• Your task:
Repeat, word for word, every line from the line holding "Parse this screenshot: output" through the final line of the entries below. Skip all pictures.

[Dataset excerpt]
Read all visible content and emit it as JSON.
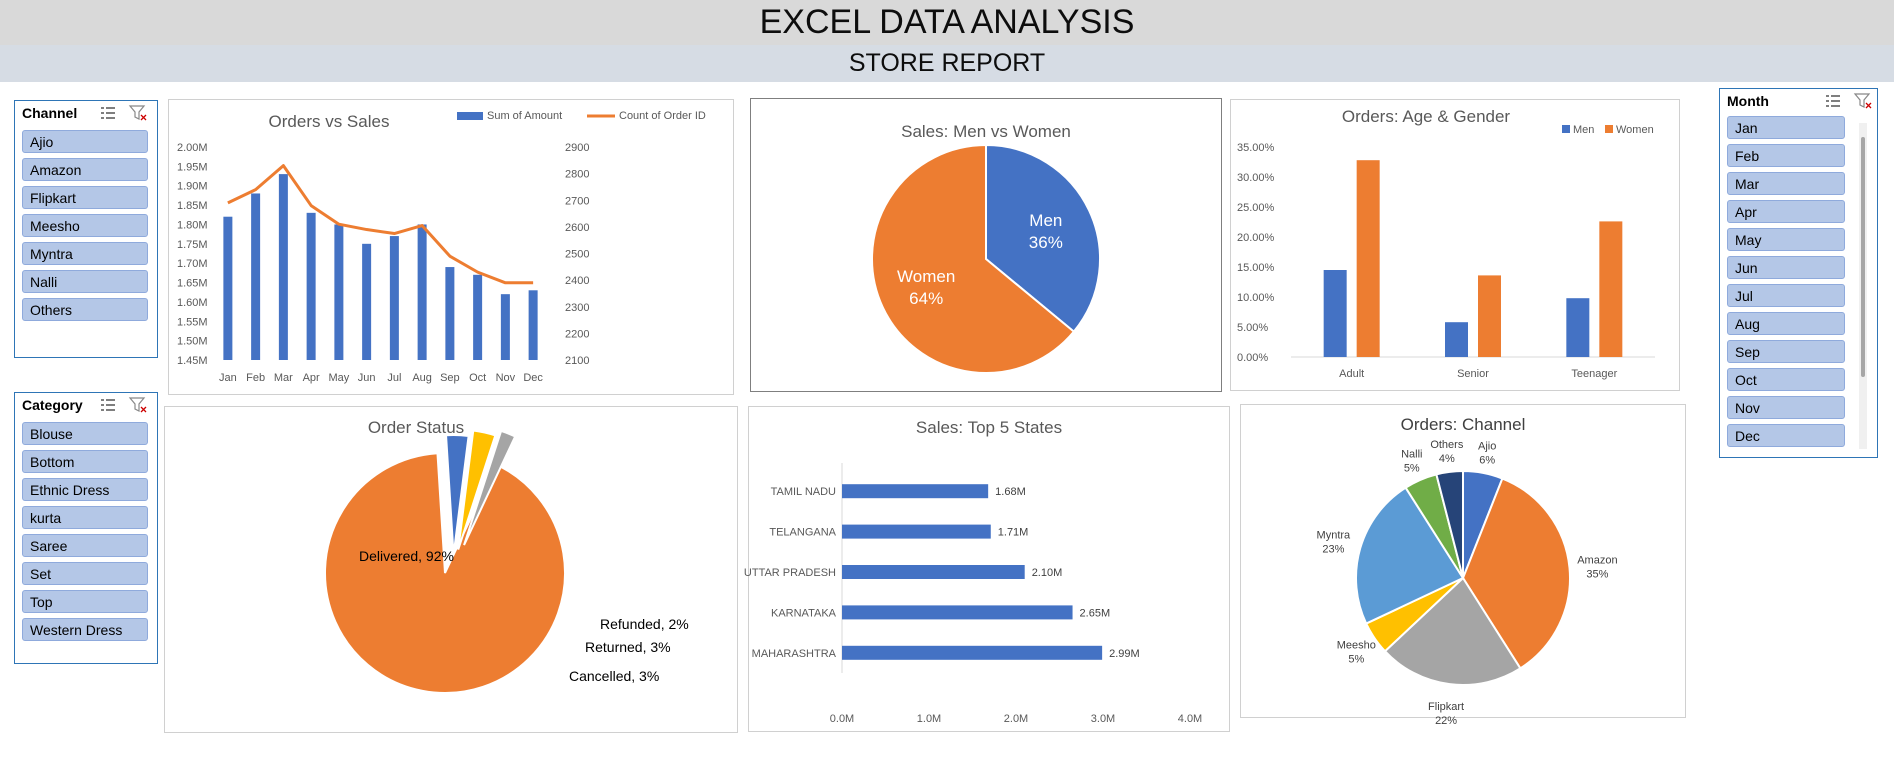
{
  "header": {
    "title": "EXCEL DATA ANALYSIS",
    "subtitle": "STORE REPORT"
  },
  "slicers": {
    "channel": {
      "title": "Channel",
      "items": [
        "Ajio",
        "Amazon",
        "Flipkart",
        "Meesho",
        "Myntra",
        "Nalli",
        "Others"
      ]
    },
    "category": {
      "title": "Category",
      "items": [
        "Blouse",
        "Bottom",
        "Ethnic Dress",
        "kurta",
        "Saree",
        "Set",
        "Top",
        "Western Dress"
      ]
    },
    "month": {
      "title": "Month",
      "items": [
        "Jan",
        "Feb",
        "Mar",
        "Apr",
        "May",
        "Jun",
        "Jul",
        "Aug",
        "Sep",
        "Oct",
        "Nov",
        "Dec"
      ]
    },
    "icons": [
      "multi-select-icon",
      "clear-filter-icon"
    ]
  },
  "colors": {
    "blue": "#4472c4",
    "orange": "#ed7d31",
    "gray": "#a5a5a5",
    "gold": "#ffc000",
    "lightblue": "#5b9bd5",
    "green": "#70ad47",
    "navy": "#264478"
  },
  "chart_data": [
    {
      "id": "orders-vs-sales",
      "type": "bar",
      "title": "Orders vs Sales",
      "categories": [
        "Jan",
        "Feb",
        "Mar",
        "Apr",
        "May",
        "Jun",
        "Jul",
        "Aug",
        "Sep",
        "Oct",
        "Nov",
        "Dec"
      ],
      "series": [
        {
          "name": "Sum of Amount",
          "type": "bar",
          "axis": "left",
          "values": [
            1.82,
            1.88,
            1.93,
            1.83,
            1.8,
            1.75,
            1.77,
            1.8,
            1.69,
            1.67,
            1.62,
            1.63
          ]
        },
        {
          "name": "Count of Order ID",
          "type": "line",
          "axis": "right",
          "values": [
            2690,
            2740,
            2830,
            2680,
            2610,
            2590,
            2575,
            2605,
            2490,
            2430,
            2390,
            2390
          ]
        }
      ],
      "ylim_left": [
        1.45,
        2.0
      ],
      "yticks_left": [
        "1.45M",
        "1.50M",
        "1.55M",
        "1.60M",
        "1.65M",
        "1.70M",
        "1.75M",
        "1.80M",
        "1.85M",
        "1.90M",
        "1.95M",
        "2.00M"
      ],
      "ylim_right": [
        2100,
        2900
      ],
      "yticks_right": [
        "2100",
        "2200",
        "2300",
        "2400",
        "2500",
        "2600",
        "2700",
        "2800",
        "2900"
      ],
      "legend": "top-right"
    },
    {
      "id": "sales-men-women",
      "type": "pie",
      "title": "Sales: Men vs Women",
      "slices": [
        {
          "label": "Men",
          "value": 36,
          "pct": "36%"
        },
        {
          "label": "Women",
          "value": 64,
          "pct": "64%"
        }
      ]
    },
    {
      "id": "age-gender",
      "type": "bar",
      "title": "Orders: Age & Gender",
      "categories": [
        "Adult",
        "Senior",
        "Teenager"
      ],
      "series": [
        {
          "name": "Men",
          "values": [
            14.5,
            5.8,
            9.8
          ]
        },
        {
          "name": "Women",
          "values": [
            32.8,
            13.6,
            22.6
          ]
        }
      ],
      "ylim": [
        0,
        35
      ],
      "yticks": [
        "0.00%",
        "5.00%",
        "10.00%",
        "15.00%",
        "20.00%",
        "25.00%",
        "30.00%",
        "35.00%"
      ],
      "legend": "top-right"
    },
    {
      "id": "order-status",
      "type": "pie",
      "title": "Order Status",
      "slices": [
        {
          "label": "Delivered, 92%",
          "value": 92
        },
        {
          "label": "Cancelled, 3%",
          "value": 3
        },
        {
          "label": "Returned, 3%",
          "value": 3
        },
        {
          "label": "Refunded, 2%",
          "value": 2
        }
      ]
    },
    {
      "id": "top-states",
      "type": "bar",
      "orientation": "horizontal",
      "title": "Sales: Top 5 States",
      "categories": [
        "TAMIL NADU",
        "TELANGANA",
        "UTTAR PRADESH",
        "KARNATAKA",
        "MAHARASHTRA"
      ],
      "values": [
        1.68,
        1.71,
        2.1,
        2.65,
        2.99
      ],
      "value_labels": [
        "1.68M",
        "1.71M",
        "2.10M",
        "2.65M",
        "2.99M"
      ],
      "xlim": [
        0,
        4
      ],
      "xticks": [
        "0.0M",
        "1.0M",
        "2.0M",
        "3.0M",
        "4.0M"
      ]
    },
    {
      "id": "orders-channel",
      "type": "pie",
      "title": "Orders: Channel",
      "slices": [
        {
          "name": "Ajio",
          "pct": "6%",
          "value": 6
        },
        {
          "name": "Amazon",
          "pct": "35%",
          "value": 35
        },
        {
          "name": "Flipkart",
          "pct": "22%",
          "value": 22
        },
        {
          "name": "Meesho",
          "pct": "5%",
          "value": 5
        },
        {
          "name": "Myntra",
          "pct": "23%",
          "value": 23
        },
        {
          "name": "Nalli",
          "pct": "5%",
          "value": 5
        },
        {
          "name": "Others",
          "pct": "4%",
          "value": 4
        }
      ]
    }
  ]
}
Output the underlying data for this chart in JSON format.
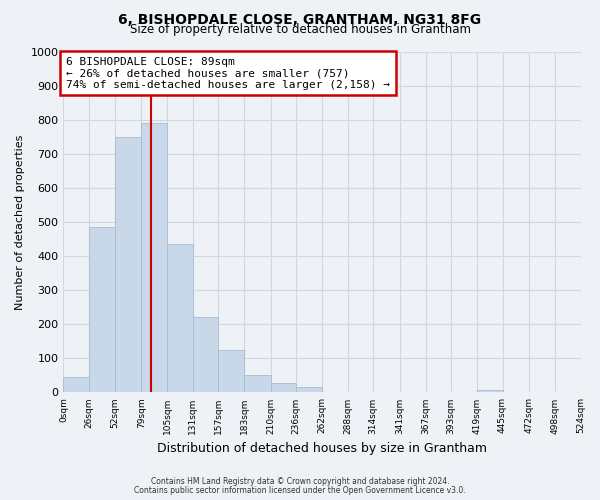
{
  "title": "6, BISHOPDALE CLOSE, GRANTHAM, NG31 8FG",
  "subtitle": "Size of property relative to detached houses in Grantham",
  "xlabel": "Distribution of detached houses by size in Grantham",
  "ylabel": "Number of detached properties",
  "bar_color": "#c8d8e8",
  "bar_edge_color": "#a8bcd0",
  "grid_color": "#ccd8e4",
  "vline_x": 89,
  "vline_color": "#cc0000",
  "bin_edges": [
    0,
    26,
    52,
    79,
    105,
    131,
    157,
    183,
    210,
    236,
    262,
    288,
    314,
    341,
    367,
    393,
    419,
    445,
    472,
    498,
    524
  ],
  "bin_labels": [
    "0sqm",
    "26sqm",
    "52sqm",
    "79sqm",
    "105sqm",
    "131sqm",
    "157sqm",
    "183sqm",
    "210sqm",
    "236sqm",
    "262sqm",
    "288sqm",
    "314sqm",
    "341sqm",
    "367sqm",
    "393sqm",
    "419sqm",
    "445sqm",
    "472sqm",
    "498sqm",
    "524sqm"
  ],
  "bar_heights": [
    45,
    485,
    750,
    790,
    435,
    220,
    125,
    52,
    28,
    15,
    0,
    0,
    0,
    0,
    0,
    0,
    8,
    0,
    0,
    0
  ],
  "ylim": [
    0,
    1000
  ],
  "yticks": [
    0,
    100,
    200,
    300,
    400,
    500,
    600,
    700,
    800,
    900,
    1000
  ],
  "annotation_line1": "6 BISHOPDALE CLOSE: 89sqm",
  "annotation_line2": "← 26% of detached houses are smaller (757)",
  "annotation_line3": "74% of semi-detached houses are larger (2,158) →",
  "annotation_box_color": "#ffffff",
  "annotation_border_color": "#cc0000",
  "footer_line1": "Contains HM Land Registry data © Crown copyright and database right 2024.",
  "footer_line2": "Contains public sector information licensed under the Open Government Licence v3.0.",
  "background_color": "#eef2f7",
  "title_fontsize": 10,
  "subtitle_fontsize": 8.5
}
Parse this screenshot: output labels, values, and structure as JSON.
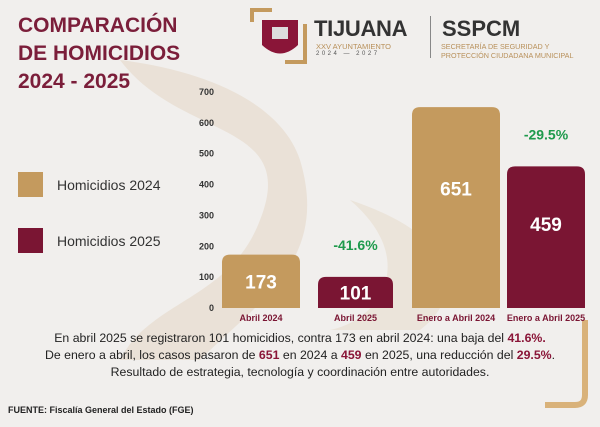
{
  "header": {
    "title_lines": [
      "COMPARACIÓN",
      "DE HOMICIDIOS",
      "2024 - 2025"
    ],
    "logo": {
      "name": "TIJUANA",
      "sub": "XXV AYUNTAMIENTO",
      "years": "2024 — 2027",
      "org": "SSPCM",
      "org_line1": "SECRETARÍA DE SEGURIDAD Y",
      "org_line2": "PROTECCIÓN CIUDADANA MUNICIPAL"
    }
  },
  "colors": {
    "gold": "#c49a5e",
    "maroon": "#7a1533",
    "green": "#1e9a4c",
    "title": "#7b1e3a"
  },
  "legend": [
    {
      "label": "Homicidios 2024",
      "color": "#c49a5e"
    },
    {
      "label": "Homicidios 2025",
      "color": "#7a1533"
    }
  ],
  "chart_data": {
    "type": "bar",
    "categories": [
      "Abril 2024",
      "Abril 2025",
      "Enero a Abril 2024",
      "Enero a Abril 2025"
    ],
    "values": [
      173,
      101,
      651,
      459
    ],
    "series_of": [
      "2024",
      "2025",
      "2024",
      "2025"
    ],
    "ylim": [
      0,
      700
    ],
    "yticks": [
      0,
      100,
      200,
      300,
      400,
      500,
      600,
      700
    ],
    "annotations": [
      {
        "category": "Abril 2025",
        "text": "-41.6%"
      },
      {
        "category": "Enero a Abril 2025",
        "text": "-29.5%"
      }
    ],
    "grid": false
  },
  "summary": {
    "l1a": "En abril 2025 se registraron 101 homicidios, contra 173 en abril 2024: una baja del ",
    "l1b": "41.6%.",
    "l2a": "De enero a abril, los casos pasaron de ",
    "l2b": "651",
    "l2c": " en 2024 a ",
    "l2d": "459",
    "l2e": " en 2025, una reducción del ",
    "l2f": "29.5%",
    "l2g": ".",
    "l3": "Resultado de estrategia, tecnología y coordinación entre autoridades."
  },
  "source": "FUENTE: Fiscalía General del Estado (FGE)"
}
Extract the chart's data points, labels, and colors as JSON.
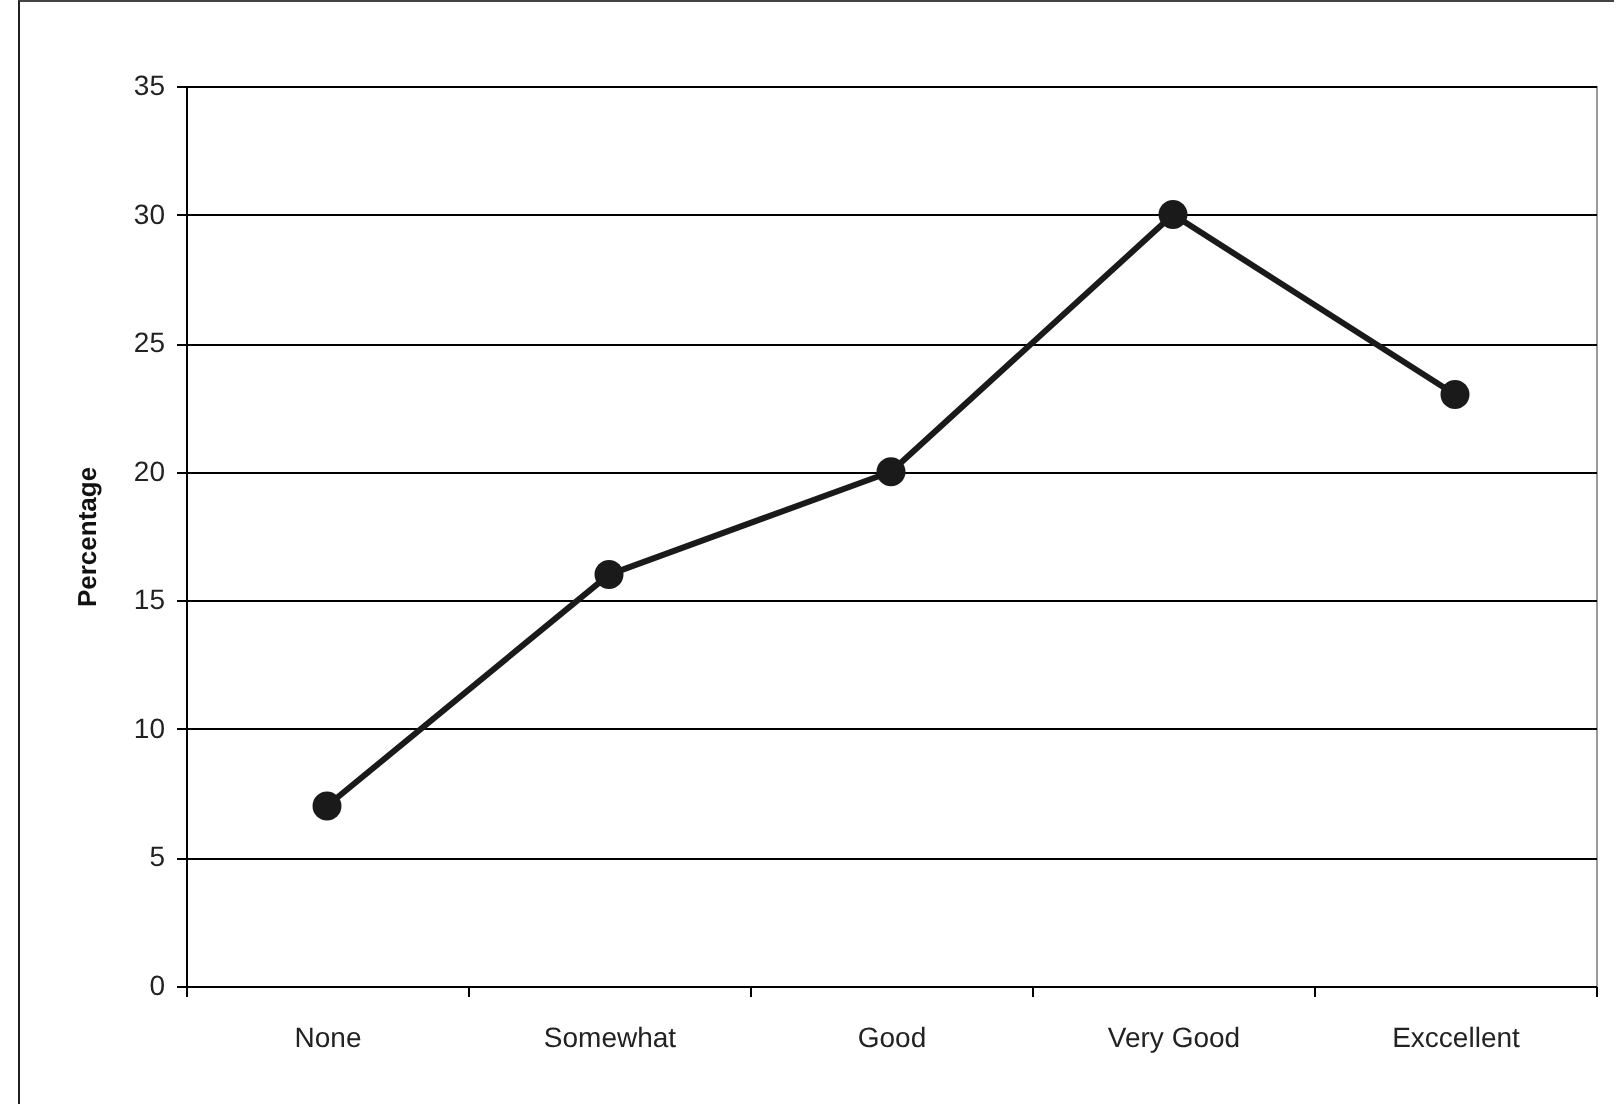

• Output for this exercise:
Parse this screenshot: output labels, values, and structure as JSON.
{
  "header": {
    "title_lines": [
      "COMPARACIÓN",
      "DE HOMICIDIOS",
      "2024 - 2025"
    ],
    "logo": {
      "name": "TIJUANA",
      "sub": "XXV AYUNTAMIENTO",
      "years": "2024 — 2027",
      "org": "SSPCM",
      "org_line1": "SECRETARÍA DE SEGURIDAD Y",
      "org_line2": "PROTECCIÓN CIUDADANA MUNICIPAL"
    }
  },
  "colors": {
    "gold": "#c49a5e",
    "maroon": "#7a1533",
    "green": "#1e9a4c",
    "title": "#7b1e3a"
  },
  "legend": [
    {
      "label": "Homicidios 2024",
      "color": "#c49a5e"
    },
    {
      "label": "Homicidios 2025",
      "color": "#7a1533"
    }
  ],
  "chart_data": {
    "type": "bar",
    "categories": [
      "Abril 2024",
      "Abril 2025",
      "Enero a Abril 2024",
      "Enero a Abril 2025"
    ],
    "values": [
      173,
      101,
      651,
      459
    ],
    "series_of": [
      "2024",
      "2025",
      "2024",
      "2025"
    ],
    "ylim": [
      0,
      700
    ],
    "yticks": [
      0,
      100,
      200,
      300,
      400,
      500,
      600,
      700
    ],
    "annotations": [
      {
        "category": "Abril 2025",
        "text": "-41.6%"
      },
      {
        "category": "Enero a Abril 2025",
        "text": "-29.5%"
      }
    ],
    "grid": false
  },
  "summary": {
    "l1a": "En abril 2025 se registraron 101 homicidios, contra 173 en abril 2024: una baja del ",
    "l1b": "41.6%.",
    "l2a": "De enero a abril, los casos pasaron de ",
    "l2b": "651",
    "l2c": " en 2024 a ",
    "l2d": "459",
    "l2e": " en 2025, una reducción del ",
    "l2f": "29.5%",
    "l2g": ".",
    "l3": "Resultado de estrategia, tecnología y coordinación entre autoridades."
  },
  "source": "FUENTE: Fiscalía General del Estado (FGE)"
}
Extract the chart's data points, labels, and colors as JSON.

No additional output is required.